Short exercise: Please copy all the lines that follow, word for word.

Source material:
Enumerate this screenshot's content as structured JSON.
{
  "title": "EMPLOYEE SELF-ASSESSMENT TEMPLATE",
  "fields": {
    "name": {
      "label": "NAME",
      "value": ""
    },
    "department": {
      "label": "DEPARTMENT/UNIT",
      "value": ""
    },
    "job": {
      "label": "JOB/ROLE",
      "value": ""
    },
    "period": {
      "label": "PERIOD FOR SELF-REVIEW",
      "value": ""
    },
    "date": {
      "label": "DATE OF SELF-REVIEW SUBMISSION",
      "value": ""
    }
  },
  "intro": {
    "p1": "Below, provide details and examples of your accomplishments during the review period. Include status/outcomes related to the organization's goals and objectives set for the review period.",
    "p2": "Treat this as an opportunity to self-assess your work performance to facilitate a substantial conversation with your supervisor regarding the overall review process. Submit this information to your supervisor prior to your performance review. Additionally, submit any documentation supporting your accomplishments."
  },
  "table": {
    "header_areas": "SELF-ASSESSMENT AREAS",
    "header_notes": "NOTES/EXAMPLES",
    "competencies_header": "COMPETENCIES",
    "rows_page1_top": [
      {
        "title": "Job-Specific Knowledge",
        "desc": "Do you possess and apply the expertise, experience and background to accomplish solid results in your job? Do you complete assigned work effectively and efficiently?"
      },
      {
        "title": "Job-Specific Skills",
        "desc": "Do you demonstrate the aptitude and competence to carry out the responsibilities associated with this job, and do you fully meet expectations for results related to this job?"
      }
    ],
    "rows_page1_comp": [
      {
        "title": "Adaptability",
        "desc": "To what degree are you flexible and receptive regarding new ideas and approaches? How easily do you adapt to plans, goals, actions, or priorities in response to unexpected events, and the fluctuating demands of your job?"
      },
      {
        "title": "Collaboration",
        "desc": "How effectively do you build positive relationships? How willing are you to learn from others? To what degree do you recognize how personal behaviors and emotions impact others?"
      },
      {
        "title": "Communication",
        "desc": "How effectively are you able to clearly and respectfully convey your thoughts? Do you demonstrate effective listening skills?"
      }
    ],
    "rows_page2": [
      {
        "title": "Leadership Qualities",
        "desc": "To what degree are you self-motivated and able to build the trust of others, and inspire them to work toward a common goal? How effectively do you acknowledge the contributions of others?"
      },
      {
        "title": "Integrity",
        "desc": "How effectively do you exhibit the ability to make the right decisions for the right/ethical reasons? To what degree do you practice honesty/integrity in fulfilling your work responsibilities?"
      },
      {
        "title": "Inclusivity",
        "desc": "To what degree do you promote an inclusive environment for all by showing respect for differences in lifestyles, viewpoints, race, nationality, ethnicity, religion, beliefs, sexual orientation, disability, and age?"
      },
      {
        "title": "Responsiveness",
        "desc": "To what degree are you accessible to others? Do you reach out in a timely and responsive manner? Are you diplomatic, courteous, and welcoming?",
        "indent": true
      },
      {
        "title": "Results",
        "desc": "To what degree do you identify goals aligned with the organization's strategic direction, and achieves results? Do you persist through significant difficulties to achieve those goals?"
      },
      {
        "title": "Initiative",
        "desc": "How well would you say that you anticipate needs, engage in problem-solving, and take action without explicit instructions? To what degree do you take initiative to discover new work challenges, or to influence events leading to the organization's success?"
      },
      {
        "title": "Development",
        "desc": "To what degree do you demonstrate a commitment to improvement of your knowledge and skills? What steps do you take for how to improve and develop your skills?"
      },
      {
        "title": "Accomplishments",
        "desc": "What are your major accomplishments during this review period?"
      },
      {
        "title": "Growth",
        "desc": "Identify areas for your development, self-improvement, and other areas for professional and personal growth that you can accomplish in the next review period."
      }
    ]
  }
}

Solution to this problem:
Enumerate this screenshot's content as structured JSON.
{
  "title": "EMPLOYEE SELF-ASSESSMENT TEMPLATE",
  "fields": {
    "name": {
      "label": "NAME",
      "value": ""
    },
    "department": {
      "label": "DEPARTMENT/UNIT",
      "value": ""
    },
    "job": {
      "label": "JOB/ROLE",
      "value": ""
    },
    "period": {
      "label": "PERIOD FOR SELF-REVIEW",
      "value": ""
    },
    "date": {
      "label": "DATE OF SELF-REVIEW SUBMISSION",
      "value": ""
    }
  },
  "intro": {
    "p1": "Below, provide details and examples of your accomplishments during the review period. Include status/outcomes related to the organization's goals and objectives set for the review period.",
    "p2": "Treat this as an opportunity to self-assess your work performance to facilitate a substantial conversation with your supervisor regarding the overall review process. Submit this information to your supervisor prior to your performance review. Additionally, submit any documentation supporting your accomplishments."
  },
  "table": {
    "header_areas": "SELF-ASSESSMENT AREAS",
    "header_notes": "NOTES/EXAMPLES",
    "competencies_header": "COMPETENCIES",
    "rows_page1_top": [
      {
        "title": "Job-Specific Knowledge",
        "desc": "Do you possess and apply the expertise, experience and background to accomplish solid results in your job? Do you complete assigned work effectively and efficiently?"
      },
      {
        "title": "Job-Specific Skills",
        "desc": "Do you demonstrate the aptitude and competence to carry out the responsibilities associated with this job, and do you fully meet expectations for results related to this job?"
      }
    ],
    "rows_page1_comp": [
      {
        "title": "Adaptability",
        "desc": "To what degree are you flexible and receptive regarding new ideas and approaches? How easily do you adapt to plans, goals, actions, or priorities in response to unexpected events, and the fluctuating demands of your job?"
      },
      {
        "title": "Collaboration",
        "desc": "How effectively do you build positive relationships? How willing are you to learn from others? To what degree do you recognize how personal behaviors and emotions impact others?"
      },
      {
        "title": "Communication",
        "desc": "How effectively are you able to clearly and respectfully convey your thoughts? Do you demonstrate effective listening skills?"
      }
    ],
    "rows_page2": [
      {
        "title": "Leadership Qualities",
        "desc": "To what degree are you self-motivated and able to build the trust of others, and inspire them to work toward a common goal? How effectively do you acknowledge the contributions of others?"
      },
      {
        "title": "Integrity",
        "desc": "How effectively do you exhibit the ability to make the right decisions for the right/ethical reasons? To what degree do you practice honesty/integrity in fulfilling your work responsibilities?"
      },
      {
        "title": "Inclusivity",
        "desc": "To what degree do you promote an inclusive environment for all by showing respect for differences in lifestyles, viewpoints, race, nationality, ethnicity, religion, beliefs, sexual orientation, disability, and age?"
      },
      {
        "title": "Responsiveness",
        "desc": "To what degree are you accessible to others? Do you reach out in a timely and responsive manner? Are you diplomatic, courteous, and welcoming?",
        "indent": true
      },
      {
        "title": "Results",
        "desc": "To what degree do you identify goals aligned with the organization's strategic direction, and achieves results? Do you persist through significant difficulties to achieve those goals?"
      },
      {
        "title": "Initiative",
        "desc": "How well would you say that you anticipate needs, engage in problem-solving, and take action without explicit instructions? To what degree do you take initiative to discover new work challenges, or to influence events leading to the organization's success?"
      },
      {
        "title": "Development",
        "desc": "To what degree do you demonstrate a commitment to improvement of your knowledge and skills? What steps do you take for how to improve and develop your skills?"
      },
      {
        "title": "Accomplishments",
        "desc": "What are your major accomplishments during this review period?"
      },
      {
        "title": "Growth",
        "desc": "Identify areas for your development, self-improvement, and other areas for professional and personal growth that you can accomplish in the next review period."
      }
    ]
  }
}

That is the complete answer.